Return the listing below unchanged, minus its pictures.

(Chart and figure data)
=-=-=-=-=

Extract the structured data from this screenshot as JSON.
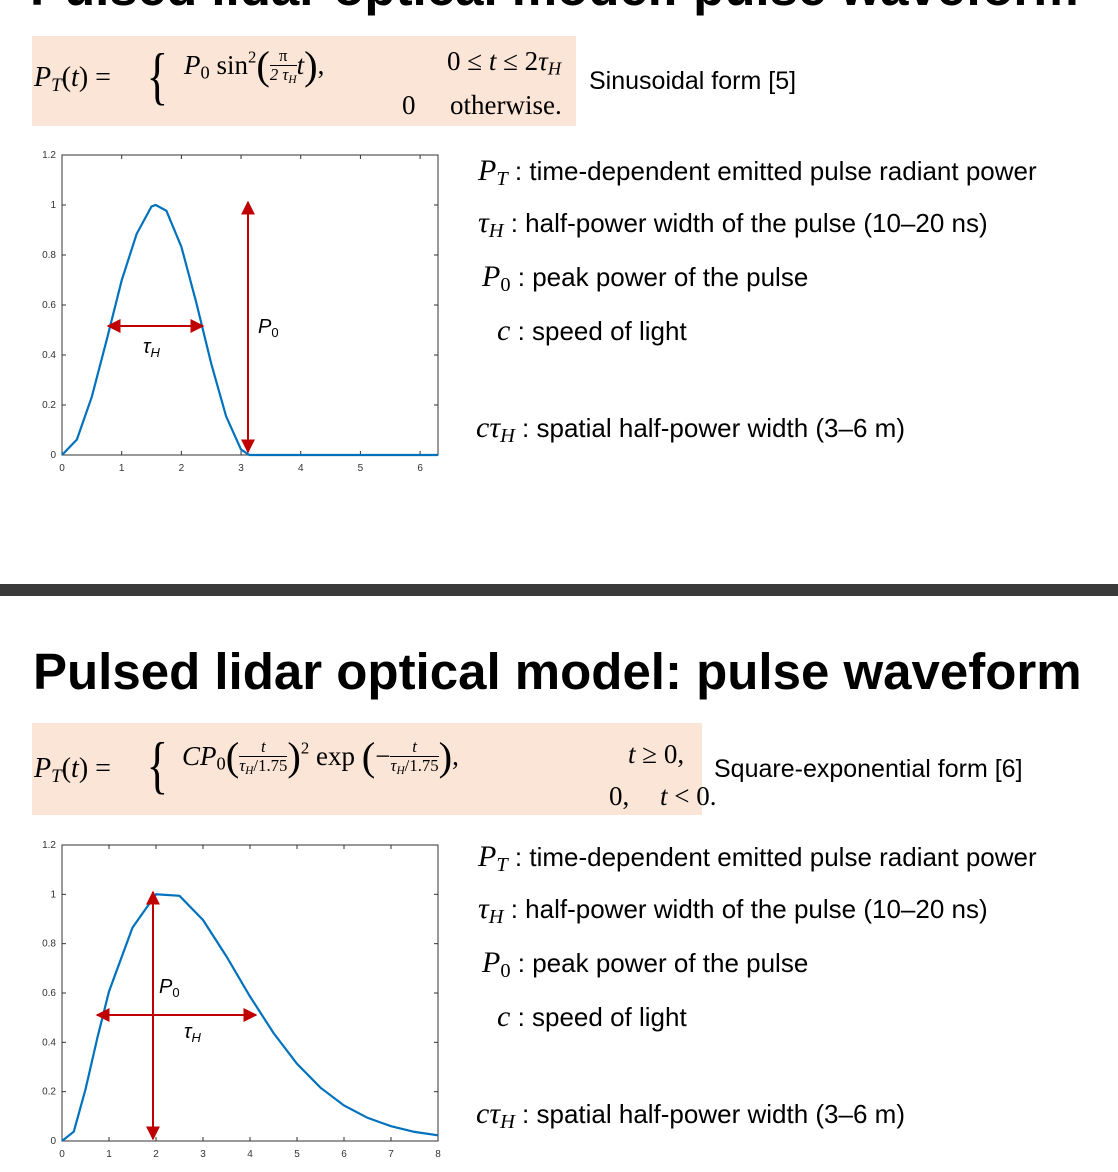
{
  "top_slide": {
    "cut_title": "Pulsed lidar optical model: pulse waveform",
    "equation": {
      "lhs": "P_T(t) =",
      "case1_expr": "P_0 sin^2(π/(2 τ_H) t),",
      "case1_cond": "0 ≤ t ≤ 2 τ_H",
      "case2_expr": "0",
      "case2_cond": "otherwise."
    },
    "form_label": "Sinusoidal form [5]",
    "definitions": [
      {
        "symbol": "P_T",
        "text": ": time-dependent emitted pulse radiant power"
      },
      {
        "symbol": "τ_H",
        "text": ": half-power width of the pulse (10–20 ns)"
      },
      {
        "symbol": "P_0",
        "text": ": peak power of the pulse"
      },
      {
        "symbol": "c",
        "text": ": speed of light"
      },
      {
        "symbol": "cτ_H",
        "text": ": spatial half-power width (3–6 m)"
      }
    ]
  },
  "bottom_slide": {
    "title": "Pulsed lidar optical model: pulse waveform",
    "equation": {
      "lhs": "P_T(t) =",
      "case1_expr": "C P_0 (t/(τ_H/1.75))^2 exp(−t/(τ_H/1.75)),",
      "case1_cond": "t ≥ 0,",
      "case2_expr": "0,",
      "case2_cond": "t < 0."
    },
    "form_label": "Square-exponential form [6]",
    "definitions": [
      {
        "symbol": "P_T",
        "text": ": time-dependent emitted pulse radiant power"
      },
      {
        "symbol": "τ_H",
        "text": ": half-power width of the pulse (10–20 ns)"
      },
      {
        "symbol": "P_0",
        "text": ": peak power of the pulse"
      },
      {
        "symbol": "c",
        "text": ": speed of light"
      },
      {
        "symbol": "cτ_H",
        "text": ": spatial half-power width (3–6 m)"
      }
    ]
  },
  "colors": {
    "curve": "#0072bd",
    "annotation": "#c00000",
    "equation_bg": "#fbe5d6",
    "divider": "#3a3a3a"
  },
  "chart_data": [
    {
      "type": "line",
      "title": "",
      "xlabel": "",
      "ylabel": "",
      "xlim": [
        0,
        6.3
      ],
      "ylim": [
        0,
        1.2
      ],
      "xticks": [
        "0",
        "1",
        "2",
        "3",
        "4",
        "5",
        "6"
      ],
      "yticks": [
        "0",
        "0.2",
        "0.4",
        "0.6",
        "0.8",
        "1",
        "1.2"
      ],
      "grid": false,
      "series": [
        {
          "x": [
            0,
            0.25,
            0.5,
            0.75,
            1,
            1.25,
            1.5,
            1.57,
            1.75,
            2,
            2.25,
            2.5,
            2.75,
            3,
            3.14,
            4,
            5,
            6,
            6.3
          ],
          "y": [
            0,
            0.062,
            0.233,
            0.462,
            0.699,
            0.884,
            0.994,
            1,
            0.977,
            0.833,
            0.609,
            0.366,
            0.155,
            0.022,
            0,
            0,
            0,
            0,
            0
          ]
        }
      ],
      "annotations": [
        {
          "label": "τ_H",
          "type": "double-arrow",
          "from": [
            0.785,
            0.5
          ],
          "to": [
            2.356,
            0.5
          ]
        },
        {
          "label": "P_0",
          "type": "double-arrow",
          "from": [
            3.14,
            0
          ],
          "to": [
            3.14,
            1
          ]
        }
      ]
    },
    {
      "type": "line",
      "title": "",
      "xlabel": "",
      "ylabel": "",
      "xlim": [
        0,
        8
      ],
      "ylim": [
        0,
        1.2
      ],
      "xticks": [
        "0",
        "1",
        "2",
        "3",
        "4",
        "5",
        "6",
        "7",
        "8"
      ],
      "yticks": [
        "0",
        "0.2",
        "0.4",
        "0.6",
        "0.8",
        "1",
        "1.2"
      ],
      "grid": false,
      "series": [
        {
          "x": [
            0,
            0.25,
            0.5,
            0.75,
            1,
            1.5,
            2,
            2.5,
            3,
            3.5,
            4,
            4.5,
            5,
            5.5,
            6,
            6.5,
            7,
            7.5,
            8
          ],
          "y": [
            0,
            0.038,
            0.209,
            0.417,
            0.606,
            0.865,
            1,
            0.994,
            0.896,
            0.748,
            0.586,
            0.438,
            0.313,
            0.216,
            0.144,
            0.094,
            0.06,
            0.037,
            0.023
          ]
        }
      ],
      "annotations": [
        {
          "label": "P_0",
          "type": "double-arrow",
          "from": [
            2,
            0
          ],
          "to": [
            2,
            1
          ]
        },
        {
          "label": "τ_H",
          "type": "double-arrow",
          "from": [
            0.85,
            0.5
          ],
          "to": [
            4.07,
            0.5
          ]
        }
      ]
    }
  ]
}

=-=-=-=-=

_EXPECTED ANSWER:_
Extract the structured data from this screenshot as JSON.
{
  "top_slide": {
    "cut_title": "Pulsed lidar optical model: pulse waveform",
    "equation": {
      "lhs": "P_T(t) =",
      "case1_expr": "P_0 sin^2(π/(2 τ_H) t),",
      "case1_cond": "0 ≤ t ≤ 2 τ_H",
      "case2_expr": "0",
      "case2_cond": "otherwise."
    },
    "form_label": "Sinusoidal form [5]",
    "definitions": [
      {
        "symbol": "P_T",
        "text": ": time-dependent emitted pulse radiant power"
      },
      {
        "symbol": "τ_H",
        "text": ": half-power width of the pulse (10–20 ns)"
      },
      {
        "symbol": "P_0",
        "text": ": peak power of the pulse"
      },
      {
        "symbol": "c",
        "text": ": speed of light"
      },
      {
        "symbol": "cτ_H",
        "text": ": spatial half-power width (3–6 m)"
      }
    ]
  },
  "bottom_slide": {
    "title": "Pulsed lidar optical model: pulse waveform",
    "equation": {
      "lhs": "P_T(t) =",
      "case1_expr": "C P_0 (t/(τ_H/1.75))^2 exp(−t/(τ_H/1.75)),",
      "case1_cond": "t ≥ 0,",
      "case2_expr": "0,",
      "case2_cond": "t < 0."
    },
    "form_label": "Square-exponential form [6]",
    "definitions": [
      {
        "symbol": "P_T",
        "text": ": time-dependent emitted pulse radiant power"
      },
      {
        "symbol": "τ_H",
        "text": ": half-power width of the pulse (10–20 ns)"
      },
      {
        "symbol": "P_0",
        "text": ": peak power of the pulse"
      },
      {
        "symbol": "c",
        "text": ": speed of light"
      },
      {
        "symbol": "cτ_H",
        "text": ": spatial half-power width (3–6 m)"
      }
    ]
  },
  "colors": {
    "curve": "#0072bd",
    "annotation": "#c00000",
    "equation_bg": "#fbe5d6",
    "divider": "#3a3a3a"
  },
  "chart_data": [
    {
      "type": "line",
      "title": "",
      "xlabel": "",
      "ylabel": "",
      "xlim": [
        0,
        6.3
      ],
      "ylim": [
        0,
        1.2
      ],
      "xticks": [
        "0",
        "1",
        "2",
        "3",
        "4",
        "5",
        "6"
      ],
      "yticks": [
        "0",
        "0.2",
        "0.4",
        "0.6",
        "0.8",
        "1",
        "1.2"
      ],
      "grid": false,
      "series": [
        {
          "x": [
            0,
            0.25,
            0.5,
            0.75,
            1,
            1.25,
            1.5,
            1.57,
            1.75,
            2,
            2.25,
            2.5,
            2.75,
            3,
            3.14,
            4,
            5,
            6,
            6.3
          ],
          "y": [
            0,
            0.062,
            0.233,
            0.462,
            0.699,
            0.884,
            0.994,
            1,
            0.977,
            0.833,
            0.609,
            0.366,
            0.155,
            0.022,
            0,
            0,
            0,
            0,
            0
          ]
        }
      ],
      "annotations": [
        {
          "label": "τ_H",
          "type": "double-arrow",
          "from": [
            0.785,
            0.5
          ],
          "to": [
            2.356,
            0.5
          ]
        },
        {
          "label": "P_0",
          "type": "double-arrow",
          "from": [
            3.14,
            0
          ],
          "to": [
            3.14,
            1
          ]
        }
      ]
    },
    {
      "type": "line",
      "title": "",
      "xlabel": "",
      "ylabel": "",
      "xlim": [
        0,
        8
      ],
      "ylim": [
        0,
        1.2
      ],
      "xticks": [
        "0",
        "1",
        "2",
        "3",
        "4",
        "5",
        "6",
        "7",
        "8"
      ],
      "yticks": [
        "0",
        "0.2",
        "0.4",
        "0.6",
        "0.8",
        "1",
        "1.2"
      ],
      "grid": false,
      "series": [
        {
          "x": [
            0,
            0.25,
            0.5,
            0.75,
            1,
            1.5,
            2,
            2.5,
            3,
            3.5,
            4,
            4.5,
            5,
            5.5,
            6,
            6.5,
            7,
            7.5,
            8
          ],
          "y": [
            0,
            0.038,
            0.209,
            0.417,
            0.606,
            0.865,
            1,
            0.994,
            0.896,
            0.748,
            0.586,
            0.438,
            0.313,
            0.216,
            0.144,
            0.094,
            0.06,
            0.037,
            0.023
          ]
        }
      ],
      "annotations": [
        {
          "label": "P_0",
          "type": "double-arrow",
          "from": [
            2,
            0
          ],
          "to": [
            2,
            1
          ]
        },
        {
          "label": "τ_H",
          "type": "double-arrow",
          "from": [
            0.85,
            0.5
          ],
          "to": [
            4.07,
            0.5
          ]
        }
      ]
    }
  ]
}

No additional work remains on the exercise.